**PROMPT:** Each line containing the word "Rapicích" needs to be copied.

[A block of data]
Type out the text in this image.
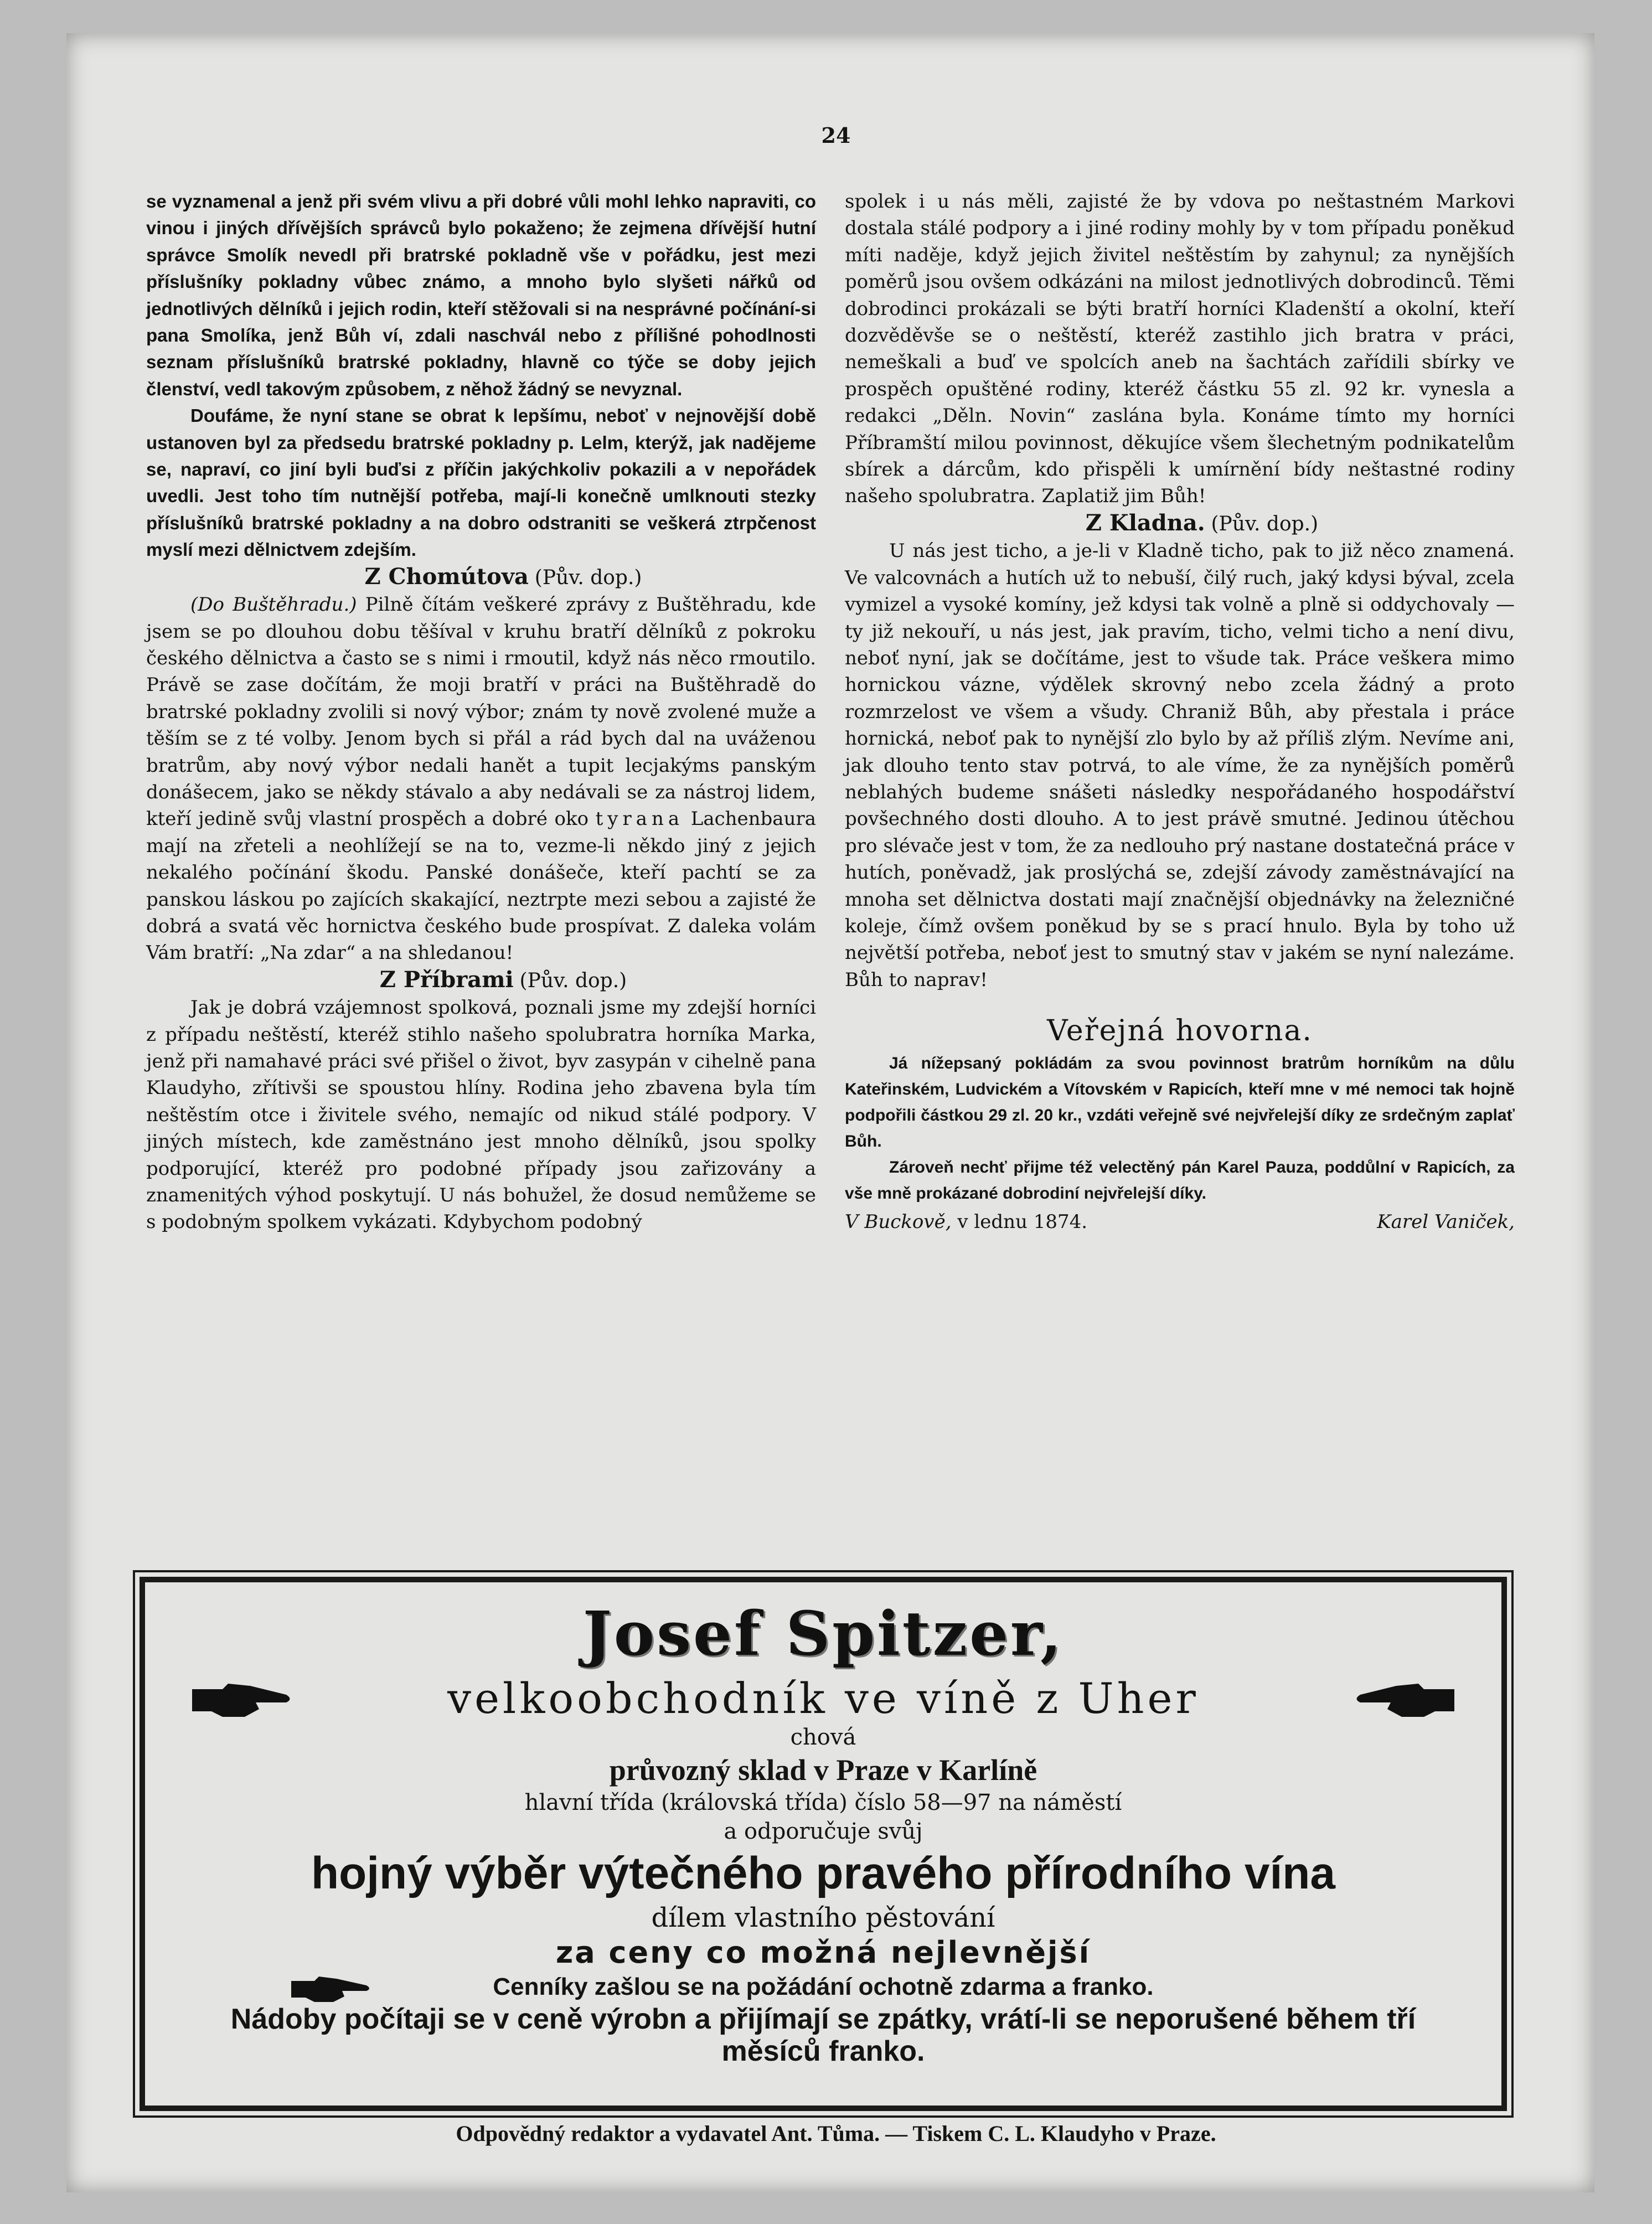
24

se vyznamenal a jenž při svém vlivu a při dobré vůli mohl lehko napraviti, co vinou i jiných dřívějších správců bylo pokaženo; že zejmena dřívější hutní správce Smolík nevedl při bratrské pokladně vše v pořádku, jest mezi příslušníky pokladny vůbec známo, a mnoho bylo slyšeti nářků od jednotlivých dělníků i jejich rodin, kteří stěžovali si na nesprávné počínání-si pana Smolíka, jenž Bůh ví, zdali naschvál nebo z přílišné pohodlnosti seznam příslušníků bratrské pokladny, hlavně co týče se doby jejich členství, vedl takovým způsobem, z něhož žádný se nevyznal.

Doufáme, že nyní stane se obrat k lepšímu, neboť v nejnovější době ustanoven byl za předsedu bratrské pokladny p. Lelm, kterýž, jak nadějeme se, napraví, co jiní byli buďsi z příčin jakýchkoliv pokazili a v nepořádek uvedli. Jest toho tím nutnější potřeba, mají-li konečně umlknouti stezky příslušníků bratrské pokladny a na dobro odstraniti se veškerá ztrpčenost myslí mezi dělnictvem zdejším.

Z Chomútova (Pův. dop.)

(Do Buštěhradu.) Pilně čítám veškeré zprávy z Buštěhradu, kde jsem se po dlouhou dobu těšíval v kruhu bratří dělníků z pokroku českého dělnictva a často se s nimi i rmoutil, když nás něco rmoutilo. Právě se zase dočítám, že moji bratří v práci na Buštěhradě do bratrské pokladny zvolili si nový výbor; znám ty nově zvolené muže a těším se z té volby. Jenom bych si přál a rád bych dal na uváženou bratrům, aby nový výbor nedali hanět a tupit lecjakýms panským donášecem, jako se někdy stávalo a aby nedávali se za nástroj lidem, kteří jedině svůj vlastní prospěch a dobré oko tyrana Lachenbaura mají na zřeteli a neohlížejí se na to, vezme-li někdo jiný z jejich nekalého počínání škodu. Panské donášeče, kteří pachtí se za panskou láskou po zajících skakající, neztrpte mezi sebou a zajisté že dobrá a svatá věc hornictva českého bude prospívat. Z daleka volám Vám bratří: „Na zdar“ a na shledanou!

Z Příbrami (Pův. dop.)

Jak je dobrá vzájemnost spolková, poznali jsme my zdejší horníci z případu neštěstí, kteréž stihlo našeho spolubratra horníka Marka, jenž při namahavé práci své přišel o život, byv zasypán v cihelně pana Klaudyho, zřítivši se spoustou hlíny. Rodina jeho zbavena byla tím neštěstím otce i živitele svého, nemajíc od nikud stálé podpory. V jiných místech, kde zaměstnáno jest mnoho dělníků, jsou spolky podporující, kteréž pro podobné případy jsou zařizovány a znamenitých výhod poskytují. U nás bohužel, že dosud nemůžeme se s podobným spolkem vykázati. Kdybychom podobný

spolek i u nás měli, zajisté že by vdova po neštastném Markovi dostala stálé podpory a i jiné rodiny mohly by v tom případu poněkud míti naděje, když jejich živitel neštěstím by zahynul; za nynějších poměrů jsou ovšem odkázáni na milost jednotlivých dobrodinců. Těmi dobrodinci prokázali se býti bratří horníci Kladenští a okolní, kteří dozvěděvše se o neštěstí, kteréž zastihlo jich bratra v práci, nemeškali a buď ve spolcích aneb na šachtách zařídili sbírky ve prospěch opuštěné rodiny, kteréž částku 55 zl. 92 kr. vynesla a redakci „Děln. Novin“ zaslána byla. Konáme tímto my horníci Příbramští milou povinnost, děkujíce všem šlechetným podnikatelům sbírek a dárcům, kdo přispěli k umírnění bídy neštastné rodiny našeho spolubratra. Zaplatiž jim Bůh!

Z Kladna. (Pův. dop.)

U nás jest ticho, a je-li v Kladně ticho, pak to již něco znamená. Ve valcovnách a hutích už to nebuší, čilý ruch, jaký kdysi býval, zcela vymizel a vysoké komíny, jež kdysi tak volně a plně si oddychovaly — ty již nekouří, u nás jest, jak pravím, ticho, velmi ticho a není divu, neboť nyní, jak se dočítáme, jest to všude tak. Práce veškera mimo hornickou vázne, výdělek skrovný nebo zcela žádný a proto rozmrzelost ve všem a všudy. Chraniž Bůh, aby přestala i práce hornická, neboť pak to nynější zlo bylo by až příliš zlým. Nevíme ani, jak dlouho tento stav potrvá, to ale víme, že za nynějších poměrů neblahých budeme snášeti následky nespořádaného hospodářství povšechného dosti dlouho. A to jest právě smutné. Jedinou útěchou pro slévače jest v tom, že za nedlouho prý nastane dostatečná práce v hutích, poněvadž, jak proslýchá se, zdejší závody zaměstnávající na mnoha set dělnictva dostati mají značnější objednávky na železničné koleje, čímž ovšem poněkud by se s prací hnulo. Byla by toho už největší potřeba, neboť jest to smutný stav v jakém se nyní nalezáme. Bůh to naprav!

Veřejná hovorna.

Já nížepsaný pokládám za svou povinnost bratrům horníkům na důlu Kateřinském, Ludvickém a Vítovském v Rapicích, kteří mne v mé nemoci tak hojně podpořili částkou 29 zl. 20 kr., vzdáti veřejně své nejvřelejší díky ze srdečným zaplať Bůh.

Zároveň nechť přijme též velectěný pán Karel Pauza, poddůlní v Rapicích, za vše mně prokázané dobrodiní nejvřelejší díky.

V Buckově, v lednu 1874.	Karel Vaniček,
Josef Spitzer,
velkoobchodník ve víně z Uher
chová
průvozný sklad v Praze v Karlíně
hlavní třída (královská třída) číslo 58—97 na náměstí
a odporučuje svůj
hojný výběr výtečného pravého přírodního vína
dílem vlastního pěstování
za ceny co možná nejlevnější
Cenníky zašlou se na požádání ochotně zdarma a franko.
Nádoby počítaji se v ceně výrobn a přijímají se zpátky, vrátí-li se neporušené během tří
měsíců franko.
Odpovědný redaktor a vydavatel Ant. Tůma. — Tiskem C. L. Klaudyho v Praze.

**ANSWER TO THIS EXERCISE:**
Já nížepsaný pokládám za svou povinnost bratrům horníkům na důlu Kateřinském, Ludvickém a Vítovském v Rapicích, kteří mne v mé nemoci tak hojně podpořili částkou 29 zl. 20 kr., vzdáti veřejně své nejvřelejší díky ze srdečným zaplať Bůh.
Zároveň nechť přijme též velectěný pán Karel Pauza, poddůlní v Rapicích, za vše mně prokázané dobrodiní nejvřelejší díky.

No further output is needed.